• Given information:
☆ ☆ ☆

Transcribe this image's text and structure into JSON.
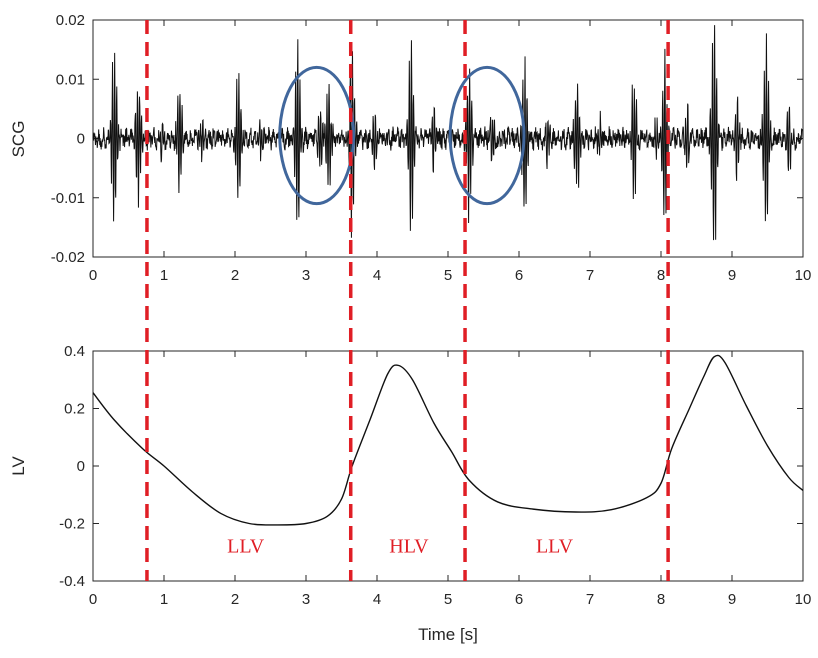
{
  "chart_data": [
    {
      "type": "line",
      "ylabel": "SCG",
      "xlabel": "",
      "xlim": [
        0,
        10
      ],
      "ylim": [
        -0.02,
        0.02
      ],
      "x_ticks": [
        "0",
        "1",
        "2",
        "3",
        "4",
        "5",
        "6",
        "7",
        "8",
        "9",
        "10"
      ],
      "y_ticks": [
        "-0.02",
        "-0.01",
        "0",
        "0.01",
        "0.02"
      ],
      "line_color": "#111111",
      "grid": false,
      "legend": "none",
      "beats": [
        {
          "t": 0.3,
          "amp": 0.015
        },
        {
          "t": 0.65,
          "amp": 0.007
        },
        {
          "t": 1.22,
          "amp": 0.009
        },
        {
          "t": 2.05,
          "amp": 0.011
        },
        {
          "t": 2.88,
          "amp": 0.016
        },
        {
          "t": 3.32,
          "amp": 0.01
        },
        {
          "t": 3.65,
          "amp": 0.016
        },
        {
          "t": 4.48,
          "amp": 0.017
        },
        {
          "t": 5.3,
          "amp": 0.013
        },
        {
          "t": 6.08,
          "amp": 0.013
        },
        {
          "t": 6.82,
          "amp": 0.009
        },
        {
          "t": 7.62,
          "amp": 0.01
        },
        {
          "t": 8.05,
          "amp": 0.014
        },
        {
          "t": 8.75,
          "amp": 0.021
        },
        {
          "t": 9.48,
          "amp": 0.017
        }
      ],
      "noise_amp": 0.0014,
      "highlight_ellipses": [
        {
          "cx": 3.15,
          "cy": 0.0005,
          "rx": 0.52,
          "ry": 0.0115
        },
        {
          "cx": 5.55,
          "cy": 0.0005,
          "rx": 0.52,
          "ry": 0.0115
        }
      ],
      "ellipse_color": "#41679c"
    },
    {
      "type": "line",
      "ylabel": "LV",
      "xlabel": "Time [s]",
      "xlim": [
        0,
        10
      ],
      "ylim": [
        -0.4,
        0.4
      ],
      "x_ticks": [
        "0",
        "1",
        "2",
        "3",
        "4",
        "5",
        "6",
        "7",
        "8",
        "9",
        "10"
      ],
      "y_ticks": [
        "-0.4",
        "-0.2",
        "0",
        "0.2",
        "0.4"
      ],
      "line_color": "#111111",
      "grid": false,
      "legend": "none",
      "x": [
        0.0,
        0.3,
        0.7,
        1.0,
        1.4,
        1.8,
        2.2,
        2.6,
        3.0,
        3.3,
        3.5,
        3.65,
        3.9,
        4.15,
        4.3,
        4.5,
        4.8,
        5.05,
        5.3,
        5.7,
        6.2,
        6.8,
        7.3,
        7.8,
        8.0,
        8.15,
        8.4,
        8.6,
        8.75,
        8.9,
        9.2,
        9.5,
        9.8,
        10.0
      ],
      "y": [
        0.255,
        0.16,
        0.06,
        0.0,
        -0.09,
        -0.165,
        -0.2,
        -0.205,
        -0.2,
        -0.175,
        -0.115,
        0.0,
        0.16,
        0.32,
        0.35,
        0.3,
        0.15,
        0.05,
        -0.05,
        -0.125,
        -0.15,
        -0.16,
        -0.152,
        -0.11,
        -0.06,
        0.06,
        0.2,
        0.31,
        0.38,
        0.36,
        0.21,
        0.07,
        -0.04,
        -0.085
      ]
    }
  ],
  "separators": {
    "x": [
      0.76,
      3.63,
      5.24,
      8.1
    ],
    "color": "#e01e25"
  },
  "regions": [
    {
      "label": "LLV",
      "x": 2.15,
      "y": -0.3
    },
    {
      "label": "HLV",
      "x": 4.45,
      "y": -0.3
    },
    {
      "label": "LLV",
      "x": 6.5,
      "y": -0.3
    }
  ],
  "region_color": "#e01e25"
}
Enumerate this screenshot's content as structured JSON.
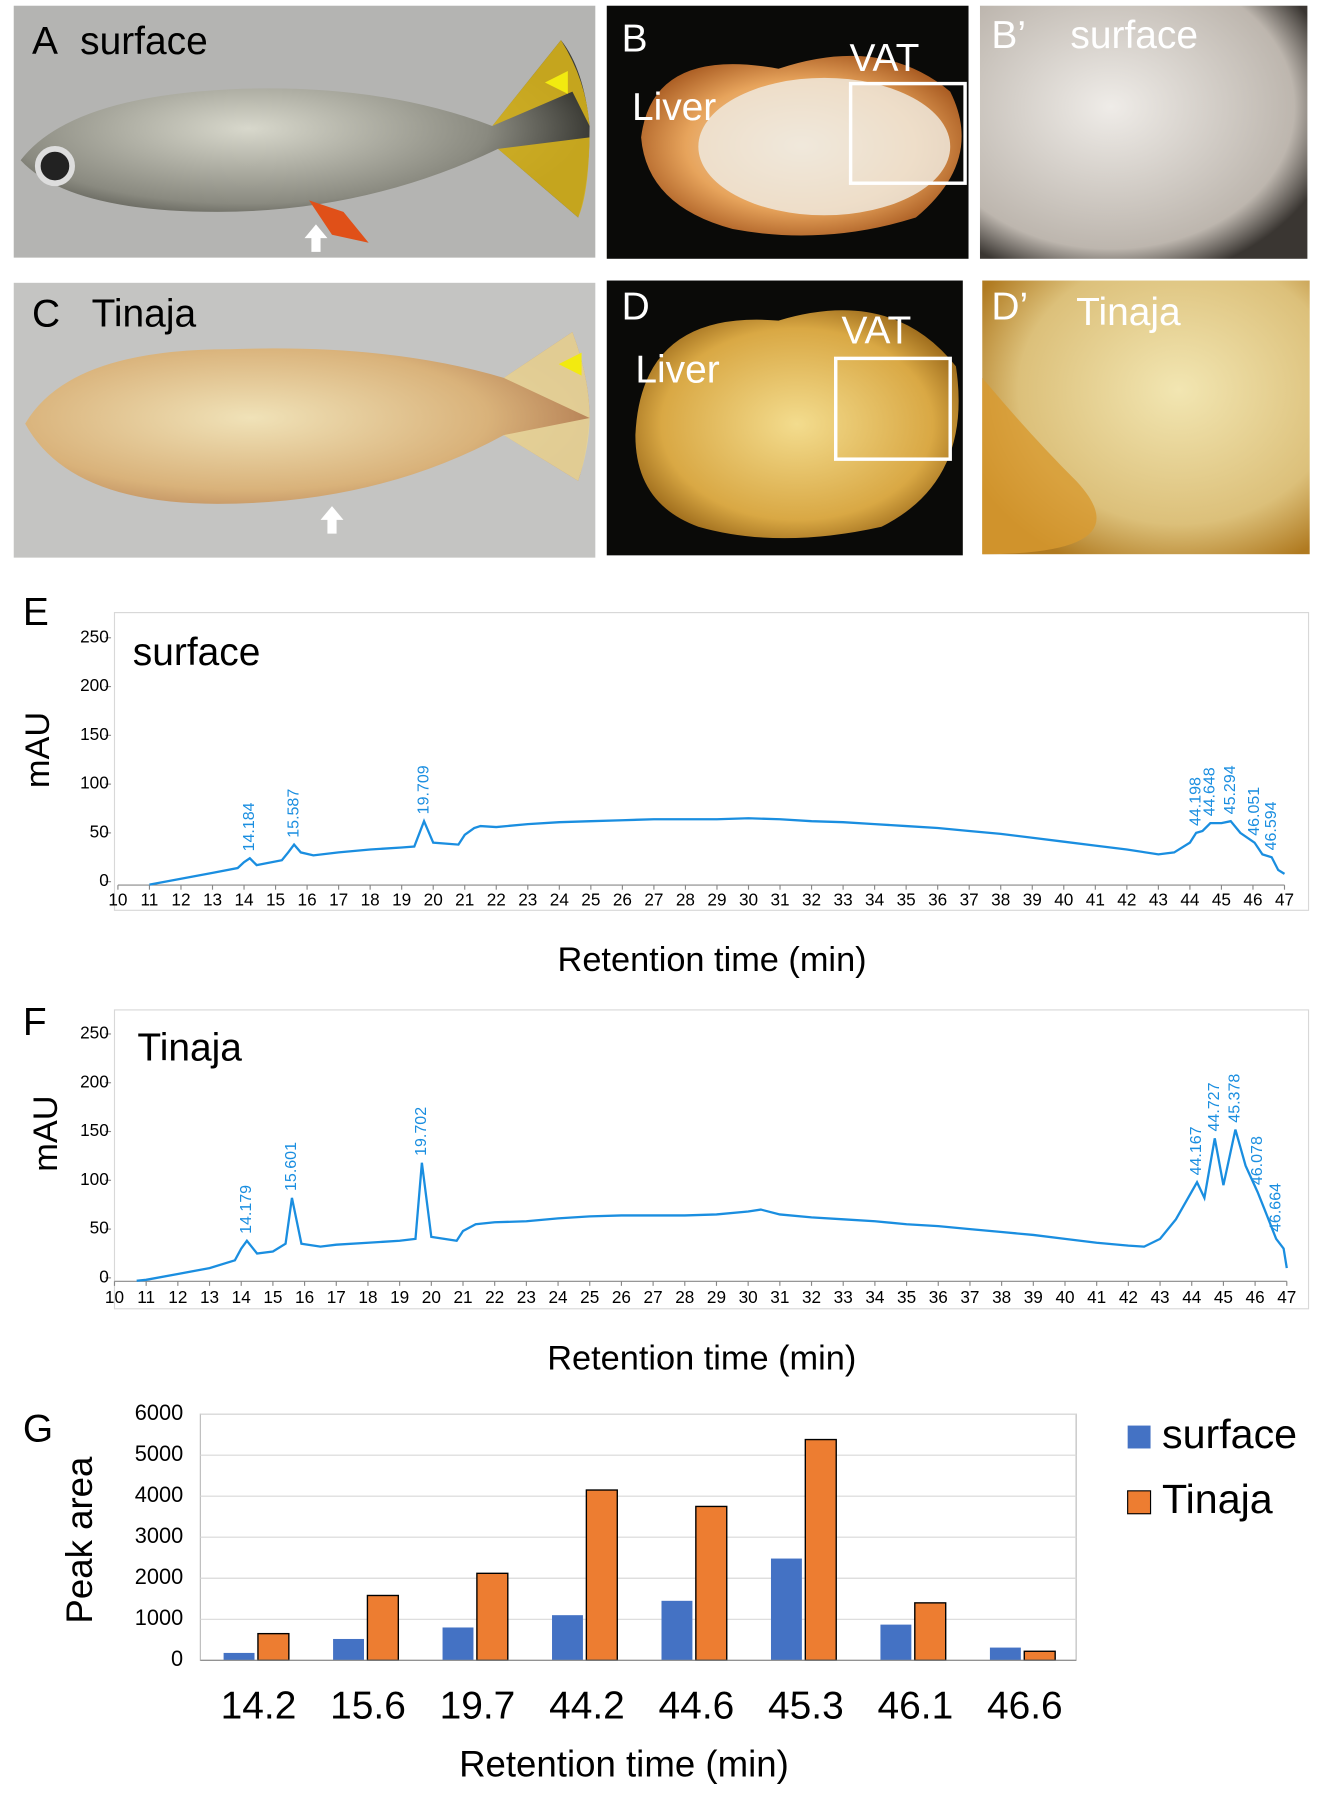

☆ ☆ ☆

• The request: Find all lines where the word "this" appears. Copy them.

• The response:
Transcribe this image's text and structure into JSON.
Enumerate this screenshot's content as structured JSON.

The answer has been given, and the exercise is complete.